Do this. Render the entries from their start through the line containing "augment-option[interactable]: 中心区域 —" as a JSON list of strings, one string per line, with blank lines omitted.

Layout element entries.
----------------

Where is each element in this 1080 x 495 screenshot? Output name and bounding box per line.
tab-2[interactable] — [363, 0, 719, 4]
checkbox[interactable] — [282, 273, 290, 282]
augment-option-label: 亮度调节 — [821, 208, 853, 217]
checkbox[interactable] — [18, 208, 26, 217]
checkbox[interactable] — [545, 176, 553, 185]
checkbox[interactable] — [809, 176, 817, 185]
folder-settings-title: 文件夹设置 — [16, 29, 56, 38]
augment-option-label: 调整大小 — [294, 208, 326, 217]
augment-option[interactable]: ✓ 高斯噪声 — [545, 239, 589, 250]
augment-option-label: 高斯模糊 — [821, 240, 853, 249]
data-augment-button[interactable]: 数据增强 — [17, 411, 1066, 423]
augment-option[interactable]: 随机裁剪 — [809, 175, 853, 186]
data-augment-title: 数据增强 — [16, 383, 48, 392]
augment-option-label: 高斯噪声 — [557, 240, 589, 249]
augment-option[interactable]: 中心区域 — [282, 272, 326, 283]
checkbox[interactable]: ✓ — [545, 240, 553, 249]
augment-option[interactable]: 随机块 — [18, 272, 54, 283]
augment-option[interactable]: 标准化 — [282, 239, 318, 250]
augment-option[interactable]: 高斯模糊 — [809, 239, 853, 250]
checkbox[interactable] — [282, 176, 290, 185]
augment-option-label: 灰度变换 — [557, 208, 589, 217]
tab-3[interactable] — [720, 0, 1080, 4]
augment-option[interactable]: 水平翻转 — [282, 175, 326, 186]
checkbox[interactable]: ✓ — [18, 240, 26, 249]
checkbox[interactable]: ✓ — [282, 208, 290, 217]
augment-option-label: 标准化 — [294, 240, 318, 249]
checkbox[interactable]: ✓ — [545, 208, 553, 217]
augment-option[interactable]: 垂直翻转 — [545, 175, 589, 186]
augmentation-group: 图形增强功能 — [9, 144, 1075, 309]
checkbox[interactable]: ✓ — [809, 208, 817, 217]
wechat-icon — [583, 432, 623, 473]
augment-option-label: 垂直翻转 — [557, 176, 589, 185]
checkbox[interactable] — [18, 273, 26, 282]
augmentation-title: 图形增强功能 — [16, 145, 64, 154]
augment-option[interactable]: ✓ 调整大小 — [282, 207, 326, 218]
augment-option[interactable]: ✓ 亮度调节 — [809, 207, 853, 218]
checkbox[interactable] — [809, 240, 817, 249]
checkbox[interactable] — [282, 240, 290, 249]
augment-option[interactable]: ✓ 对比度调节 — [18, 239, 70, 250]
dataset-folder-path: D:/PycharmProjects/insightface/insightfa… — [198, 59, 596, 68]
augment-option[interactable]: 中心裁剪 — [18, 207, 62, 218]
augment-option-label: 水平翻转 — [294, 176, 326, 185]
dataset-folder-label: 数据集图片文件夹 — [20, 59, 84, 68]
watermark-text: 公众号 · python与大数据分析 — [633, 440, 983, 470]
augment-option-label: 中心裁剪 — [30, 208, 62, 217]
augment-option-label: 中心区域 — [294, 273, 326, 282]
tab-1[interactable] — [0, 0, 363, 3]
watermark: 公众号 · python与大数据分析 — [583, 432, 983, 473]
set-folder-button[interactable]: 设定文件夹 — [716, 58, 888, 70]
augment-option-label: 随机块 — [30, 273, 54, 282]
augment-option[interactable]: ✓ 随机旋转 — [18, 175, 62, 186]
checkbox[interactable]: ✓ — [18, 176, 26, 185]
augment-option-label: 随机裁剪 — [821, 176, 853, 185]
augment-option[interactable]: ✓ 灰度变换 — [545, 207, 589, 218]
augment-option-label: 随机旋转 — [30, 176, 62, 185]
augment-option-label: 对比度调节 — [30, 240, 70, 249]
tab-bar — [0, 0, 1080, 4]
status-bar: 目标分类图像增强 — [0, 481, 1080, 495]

----------------

Expected output.
[
  "Where is each element in this 1080 x 495 screenshot? Output name and bounding box per line.",
  "tab-2[interactable] — [363, 0, 719, 4]",
  "checkbox[interactable] — [282, 273, 290, 282]",
  "augment-option-label: 亮度调节 — [821, 208, 853, 217]",
  "checkbox[interactable] — [18, 208, 26, 217]",
  "checkbox[interactable] — [545, 176, 553, 185]",
  "checkbox[interactable] — [809, 176, 817, 185]",
  "folder-settings-title: 文件夹设置 — [16, 29, 56, 38]",
  "augment-option-label: 调整大小 — [294, 208, 326, 217]",
  "augment-option[interactable]: ✓ 高斯噪声 — [545, 239, 589, 250]",
  "augment-option-label: 高斯模糊 — [821, 240, 853, 249]",
  "data-augment-button[interactable]: 数据增强 — [17, 411, 1066, 423]",
  "augment-option[interactable]: 随机裁剪 — [809, 175, 853, 186]",
  "data-augment-title: 数据增强 — [16, 383, 48, 392]",
  "augment-option-label: 高斯噪声 — [557, 240, 589, 249]",
  "augment-option[interactable]: 中心区域 — [282, 272, 326, 283]"
]